(To do): Lay out every line of the entries below as a numbered list, leaving out any blank lines.

(Supplied records):
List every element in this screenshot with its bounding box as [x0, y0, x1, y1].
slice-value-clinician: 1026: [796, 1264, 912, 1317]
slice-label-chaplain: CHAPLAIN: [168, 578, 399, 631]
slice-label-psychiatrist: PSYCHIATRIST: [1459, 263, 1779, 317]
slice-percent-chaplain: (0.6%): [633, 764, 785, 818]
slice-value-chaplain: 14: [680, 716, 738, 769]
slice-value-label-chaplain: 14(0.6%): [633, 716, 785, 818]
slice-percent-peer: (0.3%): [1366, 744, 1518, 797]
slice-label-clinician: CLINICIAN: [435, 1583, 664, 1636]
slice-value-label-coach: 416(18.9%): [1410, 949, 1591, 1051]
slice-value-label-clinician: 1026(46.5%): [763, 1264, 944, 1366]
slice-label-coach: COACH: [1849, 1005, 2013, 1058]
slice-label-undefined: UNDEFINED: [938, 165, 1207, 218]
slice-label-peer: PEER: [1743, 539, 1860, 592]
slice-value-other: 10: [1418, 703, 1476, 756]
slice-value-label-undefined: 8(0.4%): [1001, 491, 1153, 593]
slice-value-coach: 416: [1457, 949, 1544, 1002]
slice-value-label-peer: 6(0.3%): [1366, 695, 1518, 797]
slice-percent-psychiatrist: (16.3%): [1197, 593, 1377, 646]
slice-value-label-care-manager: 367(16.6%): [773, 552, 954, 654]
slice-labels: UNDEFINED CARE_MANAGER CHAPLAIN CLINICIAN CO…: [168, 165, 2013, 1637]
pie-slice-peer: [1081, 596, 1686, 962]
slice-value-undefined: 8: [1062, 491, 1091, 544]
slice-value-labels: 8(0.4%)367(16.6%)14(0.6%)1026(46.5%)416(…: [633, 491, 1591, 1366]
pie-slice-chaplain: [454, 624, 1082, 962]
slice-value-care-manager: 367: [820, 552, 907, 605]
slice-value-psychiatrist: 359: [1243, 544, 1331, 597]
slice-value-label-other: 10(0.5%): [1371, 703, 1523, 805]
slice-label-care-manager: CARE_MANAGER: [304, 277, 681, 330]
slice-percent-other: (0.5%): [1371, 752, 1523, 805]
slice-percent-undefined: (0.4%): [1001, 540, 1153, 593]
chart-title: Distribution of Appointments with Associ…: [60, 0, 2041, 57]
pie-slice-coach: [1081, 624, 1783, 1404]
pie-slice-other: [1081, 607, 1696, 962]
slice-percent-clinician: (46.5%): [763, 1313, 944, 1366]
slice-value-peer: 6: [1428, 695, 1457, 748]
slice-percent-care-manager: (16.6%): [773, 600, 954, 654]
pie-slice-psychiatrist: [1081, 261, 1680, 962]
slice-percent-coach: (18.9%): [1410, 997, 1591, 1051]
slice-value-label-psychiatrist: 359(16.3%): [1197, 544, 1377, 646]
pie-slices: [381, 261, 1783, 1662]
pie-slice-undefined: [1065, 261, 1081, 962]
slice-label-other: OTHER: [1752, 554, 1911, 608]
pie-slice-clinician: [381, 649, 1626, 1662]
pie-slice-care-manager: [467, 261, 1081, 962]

(Final result):
1. List every element in this screenshot with its bounding box as [x0, y0, x1, y1].
2. slice-value-clinician: 1026: [796, 1264, 912, 1317]
3. slice-label-chaplain: CHAPLAIN: [168, 578, 399, 631]
4. slice-label-psychiatrist: PSYCHIATRIST: [1459, 263, 1779, 317]
5. slice-percent-chaplain: (0.6%): [633, 764, 785, 818]
6. slice-value-chaplain: 14: [680, 716, 738, 769]
7. slice-value-label-chaplain: 14(0.6%): [633, 716, 785, 818]
8. slice-percent-peer: (0.3%): [1366, 744, 1518, 797]
9. slice-label-clinician: CLINICIAN: [435, 1583, 664, 1636]
10. slice-value-label-coach: 416(18.9%): [1410, 949, 1591, 1051]
11. slice-value-label-clinician: 1026(46.5%): [763, 1264, 944, 1366]
12. slice-label-coach: COACH: [1849, 1005, 2013, 1058]
13. slice-label-undefined: UNDEFINED: [938, 165, 1207, 218]
14. slice-label-peer: PEER: [1743, 539, 1860, 592]
15. slice-value-other: 10: [1418, 703, 1476, 756]
16. slice-value-label-undefined: 8(0.4%): [1001, 491, 1153, 593]
17. slice-value-coach: 416: [1457, 949, 1544, 1002]
18. slice-value-label-peer: 6(0.3%): [1366, 695, 1518, 797]
19. slice-percent-psychiatrist: (16.3%): [1197, 593, 1377, 646]
20. slice-value-label-care-manager: 367(16.6%): [773, 552, 954, 654]
21. slice-labels: UNDEFINED CARE_MANAGER CHAPLAIN CLINICIAN CO…: [168, 165, 2013, 1637]
22. pie-slice-peer: [1081, 596, 1686, 962]
23. slice-value-undefined: 8: [1062, 491, 1091, 544]
24. slice-value-labels: 8(0.4%)367(16.6%)14(0.6%)1026(46.5%)416(…: [633, 491, 1591, 1366]
25. pie-slice-chaplain: [454, 624, 1082, 962]
26. slice-value-care-manager: 367: [820, 552, 907, 605]
27. slice-value-psychiatrist: 359: [1243, 544, 1331, 597]
28. slice-value-label-other: 10(0.5%): [1371, 703, 1523, 805]
29. slice-label-care-manager: CARE_MANAGER: [304, 277, 681, 330]
30. slice-percent-other: (0.5%): [1371, 752, 1523, 805]
31. slice-percent-undefined: (0.4%): [1001, 540, 1153, 593]
32. chart-title: Distribution of Appointments with Associ…: [60, 0, 2041, 57]
33. pie-slice-coach: [1081, 624, 1783, 1404]
34. pie-slice-other: [1081, 607, 1696, 962]
35. slice-percent-clinician: (46.5%): [763, 1313, 944, 1366]
36. slice-value-peer: 6: [1428, 695, 1457, 748]
37. slice-percent-care-manager: (16.6%): [773, 600, 954, 654]
38. pie-slice-psychiatrist: [1081, 261, 1680, 962]
39. slice-percent-coach: (18.9%): [1410, 997, 1591, 1051]
40. slice-value-label-psychiatrist: 359(16.3%): [1197, 544, 1377, 646]
41. pie-slices: [381, 261, 1783, 1662]
42. pie-slice-undefined: [1065, 261, 1081, 962]
43. slice-label-other: OTHER: [1752, 554, 1911, 608]
44. pie-slice-clinician: [381, 649, 1626, 1662]
45. pie-slice-care-manager: [467, 261, 1081, 962]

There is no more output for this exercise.